Collected data entries:
....................
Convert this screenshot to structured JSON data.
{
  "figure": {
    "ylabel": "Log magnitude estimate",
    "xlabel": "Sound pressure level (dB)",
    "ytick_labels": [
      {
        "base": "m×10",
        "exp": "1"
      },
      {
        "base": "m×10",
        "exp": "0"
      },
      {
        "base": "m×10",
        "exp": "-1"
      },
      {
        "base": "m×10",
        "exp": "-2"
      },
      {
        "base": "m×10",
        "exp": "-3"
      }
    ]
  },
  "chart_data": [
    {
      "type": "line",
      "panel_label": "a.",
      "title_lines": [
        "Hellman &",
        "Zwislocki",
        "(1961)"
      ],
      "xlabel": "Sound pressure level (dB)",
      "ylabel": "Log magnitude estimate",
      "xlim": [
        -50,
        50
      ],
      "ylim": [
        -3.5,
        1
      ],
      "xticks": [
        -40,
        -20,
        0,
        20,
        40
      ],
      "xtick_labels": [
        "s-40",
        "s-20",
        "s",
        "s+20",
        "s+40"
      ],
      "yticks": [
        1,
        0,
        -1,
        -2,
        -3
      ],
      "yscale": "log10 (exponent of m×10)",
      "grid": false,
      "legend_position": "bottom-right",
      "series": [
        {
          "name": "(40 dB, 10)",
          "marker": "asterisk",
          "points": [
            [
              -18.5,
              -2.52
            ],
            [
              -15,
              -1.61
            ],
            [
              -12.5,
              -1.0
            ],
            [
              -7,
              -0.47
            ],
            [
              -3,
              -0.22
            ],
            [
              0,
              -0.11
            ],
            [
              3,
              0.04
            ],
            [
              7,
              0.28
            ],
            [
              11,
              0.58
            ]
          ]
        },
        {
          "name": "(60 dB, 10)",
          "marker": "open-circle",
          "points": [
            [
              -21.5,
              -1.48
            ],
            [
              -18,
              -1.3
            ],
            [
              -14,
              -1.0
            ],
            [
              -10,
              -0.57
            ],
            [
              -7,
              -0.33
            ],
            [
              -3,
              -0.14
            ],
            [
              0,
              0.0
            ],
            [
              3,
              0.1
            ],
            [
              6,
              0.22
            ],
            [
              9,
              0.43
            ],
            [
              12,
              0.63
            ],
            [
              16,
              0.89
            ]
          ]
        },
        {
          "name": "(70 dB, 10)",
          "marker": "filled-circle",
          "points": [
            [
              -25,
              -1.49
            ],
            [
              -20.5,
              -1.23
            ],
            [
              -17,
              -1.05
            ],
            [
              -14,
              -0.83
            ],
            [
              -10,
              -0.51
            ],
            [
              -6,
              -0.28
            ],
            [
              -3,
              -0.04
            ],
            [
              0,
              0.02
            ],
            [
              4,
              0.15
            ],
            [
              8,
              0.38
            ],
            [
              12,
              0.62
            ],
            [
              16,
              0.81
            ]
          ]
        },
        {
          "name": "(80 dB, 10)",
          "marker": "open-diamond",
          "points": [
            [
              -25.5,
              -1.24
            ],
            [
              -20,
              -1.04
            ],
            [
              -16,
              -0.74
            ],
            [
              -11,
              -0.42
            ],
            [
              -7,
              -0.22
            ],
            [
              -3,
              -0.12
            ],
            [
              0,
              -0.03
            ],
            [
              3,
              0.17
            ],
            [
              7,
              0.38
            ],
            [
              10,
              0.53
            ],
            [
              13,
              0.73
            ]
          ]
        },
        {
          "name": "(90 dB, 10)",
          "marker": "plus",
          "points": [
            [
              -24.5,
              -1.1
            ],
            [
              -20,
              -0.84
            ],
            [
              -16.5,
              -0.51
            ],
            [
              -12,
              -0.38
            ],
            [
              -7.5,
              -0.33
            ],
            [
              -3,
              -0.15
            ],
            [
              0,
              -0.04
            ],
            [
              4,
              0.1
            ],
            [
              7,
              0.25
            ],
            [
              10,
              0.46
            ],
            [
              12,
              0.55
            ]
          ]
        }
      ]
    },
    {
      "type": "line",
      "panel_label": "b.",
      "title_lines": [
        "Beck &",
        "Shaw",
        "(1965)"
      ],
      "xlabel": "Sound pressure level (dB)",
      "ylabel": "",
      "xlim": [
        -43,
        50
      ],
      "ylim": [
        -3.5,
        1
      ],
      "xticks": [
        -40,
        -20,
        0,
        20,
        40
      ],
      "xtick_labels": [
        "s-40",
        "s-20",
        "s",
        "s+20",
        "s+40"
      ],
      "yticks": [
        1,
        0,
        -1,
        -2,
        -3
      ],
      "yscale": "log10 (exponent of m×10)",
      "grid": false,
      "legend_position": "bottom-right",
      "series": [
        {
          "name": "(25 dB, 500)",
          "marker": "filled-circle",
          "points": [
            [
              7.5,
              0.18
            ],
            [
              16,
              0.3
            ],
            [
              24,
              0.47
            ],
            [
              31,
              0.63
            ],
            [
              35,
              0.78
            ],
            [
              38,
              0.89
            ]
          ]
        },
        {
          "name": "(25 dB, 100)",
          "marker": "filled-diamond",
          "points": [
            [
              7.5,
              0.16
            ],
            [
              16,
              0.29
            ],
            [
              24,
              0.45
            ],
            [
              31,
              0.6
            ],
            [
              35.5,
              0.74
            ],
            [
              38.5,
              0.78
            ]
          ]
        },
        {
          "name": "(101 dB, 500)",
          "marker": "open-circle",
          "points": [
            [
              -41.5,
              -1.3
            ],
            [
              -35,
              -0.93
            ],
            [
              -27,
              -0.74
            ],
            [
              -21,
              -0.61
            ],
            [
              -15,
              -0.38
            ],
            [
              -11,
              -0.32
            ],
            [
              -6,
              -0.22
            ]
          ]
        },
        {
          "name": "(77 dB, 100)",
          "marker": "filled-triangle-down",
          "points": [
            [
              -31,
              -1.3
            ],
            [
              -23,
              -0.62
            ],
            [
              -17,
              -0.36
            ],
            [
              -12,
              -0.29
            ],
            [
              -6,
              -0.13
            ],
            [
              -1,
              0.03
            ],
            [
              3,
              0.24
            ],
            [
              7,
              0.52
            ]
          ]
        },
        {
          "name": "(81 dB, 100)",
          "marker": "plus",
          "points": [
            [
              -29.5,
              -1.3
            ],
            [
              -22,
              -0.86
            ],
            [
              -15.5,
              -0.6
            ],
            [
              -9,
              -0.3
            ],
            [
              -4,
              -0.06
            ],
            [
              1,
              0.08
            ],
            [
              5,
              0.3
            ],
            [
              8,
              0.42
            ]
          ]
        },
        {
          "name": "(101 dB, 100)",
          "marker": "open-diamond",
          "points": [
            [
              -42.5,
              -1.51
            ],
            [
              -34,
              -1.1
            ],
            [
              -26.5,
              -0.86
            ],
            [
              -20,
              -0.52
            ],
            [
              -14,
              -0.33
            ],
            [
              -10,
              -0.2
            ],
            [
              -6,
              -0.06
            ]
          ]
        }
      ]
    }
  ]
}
....................
Exactly as written, please output every entry.

◆ EXERCISE RESPONSE ◆
Convert this screenshot to structured JSON data.
{
  "figure": {
    "ylabel": "Log magnitude estimate",
    "xlabel": "Sound pressure level (dB)",
    "ytick_labels": [
      {
        "base": "m×10",
        "exp": "1"
      },
      {
        "base": "m×10",
        "exp": "0"
      },
      {
        "base": "m×10",
        "exp": "-1"
      },
      {
        "base": "m×10",
        "exp": "-2"
      },
      {
        "base": "m×10",
        "exp": "-3"
      }
    ]
  },
  "chart_data": [
    {
      "type": "line",
      "panel_label": "a.",
      "title_lines": [
        "Hellman &",
        "Zwislocki",
        "(1961)"
      ],
      "xlabel": "Sound pressure level (dB)",
      "ylabel": "Log magnitude estimate",
      "xlim": [
        -50,
        50
      ],
      "ylim": [
        -3.5,
        1
      ],
      "xticks": [
        -40,
        -20,
        0,
        20,
        40
      ],
      "xtick_labels": [
        "s-40",
        "s-20",
        "s",
        "s+20",
        "s+40"
      ],
      "yticks": [
        1,
        0,
        -1,
        -2,
        -3
      ],
      "yscale": "log10 (exponent of m×10)",
      "grid": false,
      "legend_position": "bottom-right",
      "series": [
        {
          "name": "(40 dB, 10)",
          "marker": "asterisk",
          "points": [
            [
              -18.5,
              -2.52
            ],
            [
              -15,
              -1.61
            ],
            [
              -12.5,
              -1.0
            ],
            [
              -7,
              -0.47
            ],
            [
              -3,
              -0.22
            ],
            [
              0,
              -0.11
            ],
            [
              3,
              0.04
            ],
            [
              7,
              0.28
            ],
            [
              11,
              0.58
            ]
          ]
        },
        {
          "name": "(60 dB, 10)",
          "marker": "open-circle",
          "points": [
            [
              -21.5,
              -1.48
            ],
            [
              -18,
              -1.3
            ],
            [
              -14,
              -1.0
            ],
            [
              -10,
              -0.57
            ],
            [
              -7,
              -0.33
            ],
            [
              -3,
              -0.14
            ],
            [
              0,
              0.0
            ],
            [
              3,
              0.1
            ],
            [
              6,
              0.22
            ],
            [
              9,
              0.43
            ],
            [
              12,
              0.63
            ],
            [
              16,
              0.89
            ]
          ]
        },
        {
          "name": "(70 dB, 10)",
          "marker": "filled-circle",
          "points": [
            [
              -25,
              -1.49
            ],
            [
              -20.5,
              -1.23
            ],
            [
              -17,
              -1.05
            ],
            [
              -14,
              -0.83
            ],
            [
              -10,
              -0.51
            ],
            [
              -6,
              -0.28
            ],
            [
              -3,
              -0.04
            ],
            [
              0,
              0.02
            ],
            [
              4,
              0.15
            ],
            [
              8,
              0.38
            ],
            [
              12,
              0.62
            ],
            [
              16,
              0.81
            ]
          ]
        },
        {
          "name": "(80 dB, 10)",
          "marker": "open-diamond",
          "points": [
            [
              -25.5,
              -1.24
            ],
            [
              -20,
              -1.04
            ],
            [
              -16,
              -0.74
            ],
            [
              -11,
              -0.42
            ],
            [
              -7,
              -0.22
            ],
            [
              -3,
              -0.12
            ],
            [
              0,
              -0.03
            ],
            [
              3,
              0.17
            ],
            [
              7,
              0.38
            ],
            [
              10,
              0.53
            ],
            [
              13,
              0.73
            ]
          ]
        },
        {
          "name": "(90 dB, 10)",
          "marker": "plus",
          "points": [
            [
              -24.5,
              -1.1
            ],
            [
              -20,
              -0.84
            ],
            [
              -16.5,
              -0.51
            ],
            [
              -12,
              -0.38
            ],
            [
              -7.5,
              -0.33
            ],
            [
              -3,
              -0.15
            ],
            [
              0,
              -0.04
            ],
            [
              4,
              0.1
            ],
            [
              7,
              0.25
            ],
            [
              10,
              0.46
            ],
            [
              12,
              0.55
            ]
          ]
        }
      ]
    },
    {
      "type": "line",
      "panel_label": "b.",
      "title_lines": [
        "Beck &",
        "Shaw",
        "(1965)"
      ],
      "xlabel": "Sound pressure level (dB)",
      "ylabel": "",
      "xlim": [
        -43,
        50
      ],
      "ylim": [
        -3.5,
        1
      ],
      "xticks": [
        -40,
        -20,
        0,
        20,
        40
      ],
      "xtick_labels": [
        "s-40",
        "s-20",
        "s",
        "s+20",
        "s+40"
      ],
      "yticks": [
        1,
        0,
        -1,
        -2,
        -3
      ],
      "yscale": "log10 (exponent of m×10)",
      "grid": false,
      "legend_position": "bottom-right",
      "series": [
        {
          "name": "(25 dB, 500)",
          "marker": "filled-circle",
          "points": [
            [
              7.5,
              0.18
            ],
            [
              16,
              0.3
            ],
            [
              24,
              0.47
            ],
            [
              31,
              0.63
            ],
            [
              35,
              0.78
            ],
            [
              38,
              0.89
            ]
          ]
        },
        {
          "name": "(25 dB, 100)",
          "marker": "filled-diamond",
          "points": [
            [
              7.5,
              0.16
            ],
            [
              16,
              0.29
            ],
            [
              24,
              0.45
            ],
            [
              31,
              0.6
            ],
            [
              35.5,
              0.74
            ],
            [
              38.5,
              0.78
            ]
          ]
        },
        {
          "name": "(101 dB, 500)",
          "marker": "open-circle",
          "points": [
            [
              -41.5,
              -1.3
            ],
            [
              -35,
              -0.93
            ],
            [
              -27,
              -0.74
            ],
            [
              -21,
              -0.61
            ],
            [
              -15,
              -0.38
            ],
            [
              -11,
              -0.32
            ],
            [
              -6,
              -0.22
            ]
          ]
        },
        {
          "name": "(77 dB, 100)",
          "marker": "filled-triangle-down",
          "points": [
            [
              -31,
              -1.3
            ],
            [
              -23,
              -0.62
            ],
            [
              -17,
              -0.36
            ],
            [
              -12,
              -0.29
            ],
            [
              -6,
              -0.13
            ],
            [
              -1,
              0.03
            ],
            [
              3,
              0.24
            ],
            [
              7,
              0.52
            ]
          ]
        },
        {
          "name": "(81 dB, 100)",
          "marker": "plus",
          "points": [
            [
              -29.5,
              -1.3
            ],
            [
              -22,
              -0.86
            ],
            [
              -15.5,
              -0.6
            ],
            [
              -9,
              -0.3
            ],
            [
              -4,
              -0.06
            ],
            [
              1,
              0.08
            ],
            [
              5,
              0.3
            ],
            [
              8,
              0.42
            ]
          ]
        },
        {
          "name": "(101 dB, 100)",
          "marker": "open-diamond",
          "points": [
            [
              -42.5,
              -1.51
            ],
            [
              -34,
              -1.1
            ],
            [
              -26.5,
              -0.86
            ],
            [
              -20,
              -0.52
            ],
            [
              -14,
              -0.33
            ],
            [
              -10,
              -0.2
            ],
            [
              -6,
              -0.06
            ]
          ]
        }
      ]
    }
  ]
}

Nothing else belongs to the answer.